_Quoted passage_
************

According to an embodiment of the disclosure, an electronic apparatus comprising a memory, and at least one processor is provided. The one or more processor is configured to execute the instructions to select registered audio information associated with a user based on a bone conduction (BC) signal. The one or more processor is configured to execute the instructions to extract a second audio signal corresponding to the user from a first audio signal based on the registered audio information associated with the user. The one or more processor is configured to execute the instructions to process the at least one from among the extracted second audio signal and a portion of the first audio signal which does not contain the second audio signal.

According to an embodiment of the disclosure, a non-transitory computer-readable storage medium storing instructions is provided. The instructions may be executed by at least one processor, cause the at least one processor to determine registered audio information associated with a user based on a bone conduction (BC) signal. The instructions may be executed by at least one processor, cause the at least one processor to extract a second audio signal corresponding to the user from a first audio signal based on the registered audio information associated with the user. The instructions may be executed by at least one processor, cause the at least one processor to process the at least one from among the extracted second audio signal and a portion of the first audio signal which does not contain the second audio signal.

BRIEF DESCRIPTION OF THE DRAWINGS

The above and other aspects will be more apparent from the following description of example embodiments in conjunction with the accompanying drawings, in which:

FIG. 1 illustrates a schematic diagram of a voice filter network structure according to example embodiments of the disclosure.

FIG. 2 illustrates a schematic diagram of a main flow of a voice extraction network according to example embodiments of the disclosure.

FIG. 3 illustrates a flowchart of a method performed by an electronic apparatus according to example embodiments of the disclosure.

FIG. 4 illustrates a difference between a bone conduction signal and an air conduction signal according to example embodiments of the disclosure.

FIG. 5 illustrates an internal block diagram of an extracted voice quality evaluation module according to example embodiments of the disclosure.

FIG. 6 illustrates a workflow diagram of an extracted voice quality evaluation according to example embodiments of the disclosure.

FIG. 7 illustrates a schematic diagram of offline training according to example embodiments of the disclosure.

FIG. 8 illustrates a diagram of a matching principle of a bone conduction signal and an extracted audio signal according to example embodiments of the disclosure.

FIG. 9 illustrates the sound and spectrum of an air conduction signal and a bone conduction signal according to example embodiments of the disclosure.

FIG. 10 illustrates an internal block diagram of a real-time imperceptible registration module according to example embodiments of the disclosure.

FIG. 11 illustrates a schematic diagram of generating updated registered audio information of a user according to example embodiments of the disclosure.

FIG. 12 illustrates a workflow diagram of updating registered audio information of a user according to example embodiments of the disclosure.

FIG. 13 illustrates a diagram of an encoder module according to example embodiments of the disclosure.

FIG. 14 illustrates a network flowchart of an encoder module according to example embodiments of the disclosure.

FIG. 15 illustrates a diagram of a decoder module according to example embodiments of the disclosure.

FIG. 16 illustrates a network flowchart of a decoder module according to example embodiments of the disclosure.

FIG. 17 illustrates a schematic block diagram of an electronic apparatus according to example embodiments of the disclosure.

************

_Entries provided_
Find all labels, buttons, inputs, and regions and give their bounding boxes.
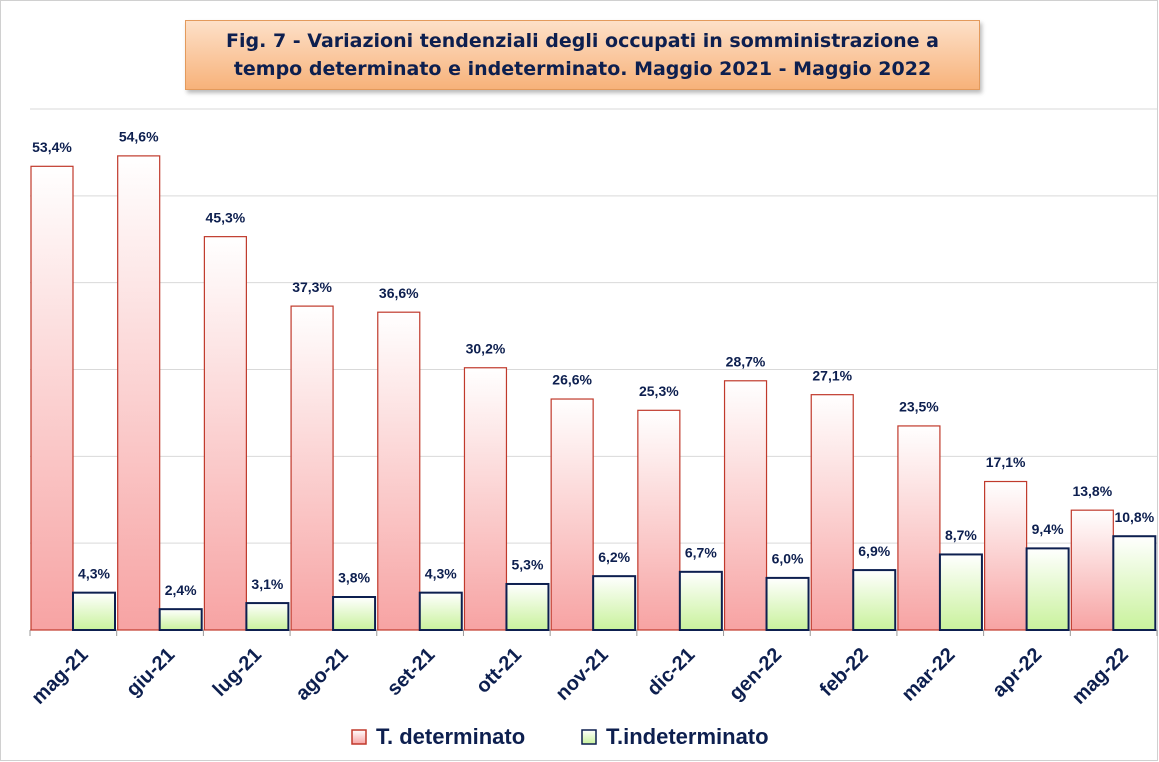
data-label: 27,1% xyxy=(812,367,852,383)
bar xyxy=(245,602,290,631)
data-label: 26,6% xyxy=(552,372,592,388)
bar xyxy=(637,409,681,631)
data-label: 6,7% xyxy=(685,545,717,561)
data-label: 28,7% xyxy=(726,353,766,369)
data-label: 45,3% xyxy=(206,209,246,225)
data-label: 2,4% xyxy=(165,582,197,598)
legend-label: T.indeterminato xyxy=(606,724,769,749)
legend-label: T. determinato xyxy=(376,724,525,749)
bar xyxy=(332,596,377,632)
bar xyxy=(418,591,463,632)
data-label: 6,2% xyxy=(598,549,630,565)
bar xyxy=(592,575,637,631)
bar xyxy=(203,236,247,631)
bar xyxy=(1112,535,1157,631)
data-label: 13,8% xyxy=(1072,483,1112,499)
bar xyxy=(810,394,854,631)
bar xyxy=(505,582,550,631)
data-label: 5,3% xyxy=(512,557,544,573)
data-label: 54,6% xyxy=(119,129,159,145)
bar xyxy=(290,305,334,631)
bar xyxy=(158,608,203,631)
bar xyxy=(723,380,768,631)
bar xyxy=(377,311,421,631)
data-label: 36,6% xyxy=(379,285,419,301)
legend-swatch xyxy=(581,729,597,745)
bar xyxy=(117,155,161,631)
data-label: 23,5% xyxy=(899,399,939,415)
data-label: 3,8% xyxy=(338,570,370,586)
data-label: 53,4% xyxy=(32,139,72,155)
bar xyxy=(678,570,723,631)
bar xyxy=(897,425,941,631)
bar xyxy=(72,591,116,632)
data-label: 4,3% xyxy=(425,565,457,581)
bar xyxy=(765,576,810,632)
legend-swatch xyxy=(351,729,367,745)
data-label: 8,7% xyxy=(945,527,977,543)
data-label: 3,1% xyxy=(251,576,283,592)
bar xyxy=(1025,547,1070,631)
data-label: 4,3% xyxy=(78,565,110,581)
bar xyxy=(852,569,897,632)
data-label: 30,2% xyxy=(466,340,506,356)
data-label: 10,8% xyxy=(1114,509,1154,525)
bar xyxy=(1070,509,1114,631)
bar xyxy=(984,480,1028,631)
data-label: 6,0% xyxy=(772,551,804,567)
data-label: 37,3% xyxy=(292,279,332,295)
data-label: 25,3% xyxy=(639,383,679,399)
bar xyxy=(30,165,74,631)
bar xyxy=(463,367,508,631)
data-label: 6,9% xyxy=(858,543,890,559)
chart-title: Fig. 7 - Variazioni tendenziali degli oc… xyxy=(185,20,980,90)
data-label: 17,1% xyxy=(986,454,1026,470)
bar xyxy=(938,553,983,632)
data-label: 9,4% xyxy=(1032,521,1064,537)
bar xyxy=(550,398,594,631)
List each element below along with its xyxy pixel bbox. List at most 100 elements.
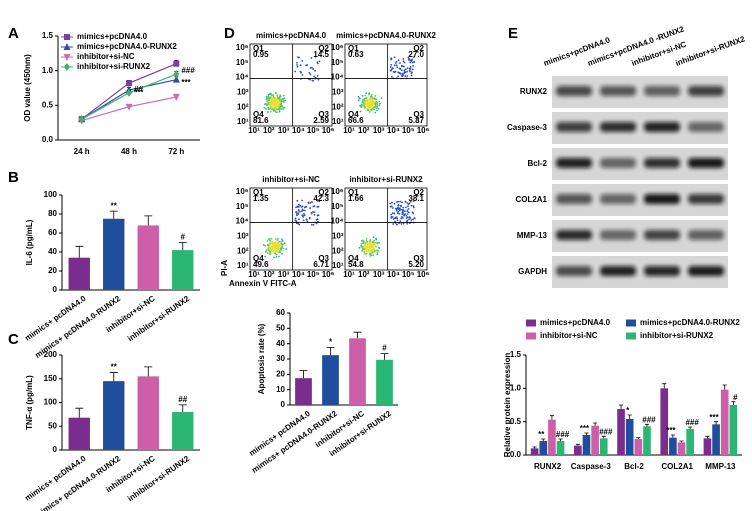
- error-bar: [541, 438, 546, 441]
- blot-band: [688, 230, 724, 240]
- x-tick-label: 10³: [373, 270, 385, 279]
- event-dot: [275, 92, 277, 95]
- event-dot: [369, 101, 371, 103]
- x-tick-label: 10⁵: [402, 126, 415, 135]
- event-dot: [369, 248, 372, 251]
- blot-band: [556, 158, 592, 168]
- quadrant-value: 0.95: [253, 50, 269, 59]
- event-dot: [270, 97, 273, 100]
- event-dot: [285, 248, 288, 250]
- event-dot: [278, 250, 281, 252]
- marker: [78, 115, 85, 124]
- y-tick-label: 10⁵: [331, 58, 344, 67]
- blot-band: [556, 194, 592, 204]
- event-dot: [406, 222, 409, 225]
- event-dot: [394, 62, 397, 64]
- y-tick-label: 0.0: [42, 135, 54, 144]
- y-tick-label: 100: [44, 190, 58, 199]
- event-dot: [404, 213, 407, 215]
- event-dot: [263, 103, 266, 105]
- x-tick-label: 10⁵: [402, 270, 415, 279]
- bar: [556, 441, 565, 455]
- event-dot: [407, 205, 409, 208]
- event-dot: [273, 99, 276, 102]
- event-dot: [283, 106, 286, 109]
- event-dot: [396, 212, 399, 215]
- event-dot: [277, 237, 279, 240]
- event-dot: [401, 75, 404, 78]
- event-dot: [406, 202, 409, 204]
- y-tick-label: 10¹: [332, 117, 344, 126]
- event-dot: [406, 213, 409, 215]
- bar: [103, 381, 125, 450]
- quadrant-value: 42.3: [313, 194, 329, 203]
- event-dot: [376, 253, 379, 256]
- event-dot: [373, 241, 375, 244]
- event-dot: [311, 79, 314, 82]
- event-dot: [276, 111, 278, 114]
- event-dot: [275, 247, 278, 249]
- event-dot: [274, 102, 277, 104]
- annotation: ***: [181, 78, 191, 87]
- event-dot: [376, 109, 378, 112]
- event-dot: [269, 240, 272, 242]
- row-label: MMP-13: [517, 231, 548, 240]
- event-dot: [396, 66, 399, 69]
- x-tick-label: 10²: [263, 126, 275, 135]
- event-dot: [275, 253, 278, 256]
- event-dot: [411, 61, 414, 64]
- event-dot: [312, 211, 315, 213]
- bar: [68, 417, 90, 450]
- legend-swatch: [626, 332, 636, 340]
- row-label: Bcl-2: [527, 159, 547, 168]
- quadrant-value: 1.66: [348, 194, 364, 203]
- row-label: COL2A1: [515, 195, 547, 204]
- event-dot: [265, 108, 267, 110]
- y-tick-label: 10⁶: [236, 43, 249, 52]
- event-dot: [393, 202, 396, 205]
- event-dot: [276, 96, 279, 98]
- x-tick-label: 48 h: [121, 147, 137, 156]
- event-dot: [399, 200, 402, 203]
- panel-label: D: [224, 25, 235, 42]
- blot-band: [644, 122, 680, 132]
- y-tick-label: 10¹: [237, 117, 249, 126]
- event-dot: [397, 200, 400, 203]
- error-bar: [178, 242, 187, 251]
- event-dot: [308, 72, 311, 74]
- event-dot: [368, 93, 370, 96]
- y-tick-label: 0: [53, 285, 58, 294]
- bar: [530, 448, 539, 455]
- event-dot: [411, 68, 414, 71]
- y-tick-label: 0.5: [510, 417, 522, 426]
- event-dot: [361, 104, 364, 107]
- event-dot: [297, 212, 300, 215]
- x-tick-label: 10⁶: [322, 270, 335, 279]
- event-dot: [403, 214, 405, 217]
- event-dot: [397, 210, 400, 213]
- x-tick-label: 24 h: [74, 147, 90, 156]
- event-dot: [296, 65, 299, 68]
- event-dot: [282, 243, 284, 246]
- event-dot: [397, 59, 400, 62]
- event-dot: [394, 217, 397, 219]
- event-dot: [276, 244, 279, 247]
- event-dot: [295, 210, 298, 213]
- event-dot: [389, 66, 392, 68]
- x-tick-label: 10⁵: [307, 126, 320, 135]
- event-dot: [368, 98, 371, 101]
- event-dot: [295, 214, 298, 217]
- blot-band: [600, 266, 636, 276]
- event-dot: [313, 213, 316, 216]
- blot-band: [644, 266, 680, 276]
- event-dot: [373, 239, 375, 242]
- blot-band: [600, 230, 636, 240]
- event-dot: [271, 243, 273, 245]
- event-dot: [264, 251, 267, 253]
- event-dot: [411, 211, 414, 214]
- event-dot: [306, 64, 309, 66]
- blot-band: [688, 86, 724, 96]
- event-dot: [360, 242, 363, 245]
- bar: [68, 257, 90, 290]
- event-dot: [273, 97, 276, 100]
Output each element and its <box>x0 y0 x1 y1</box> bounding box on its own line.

************

Set down, word for word, the stretch of the text on bone conduction audio extraction from "FIG. 8 illustrates" through "audio signal according to example embodiments of the disclosure.".

_Completed task_
FIG. 8 illustrates a diagram of a matching principle of a bone conduction signal and an extracted audio signal according to example embodiments of the disclosure.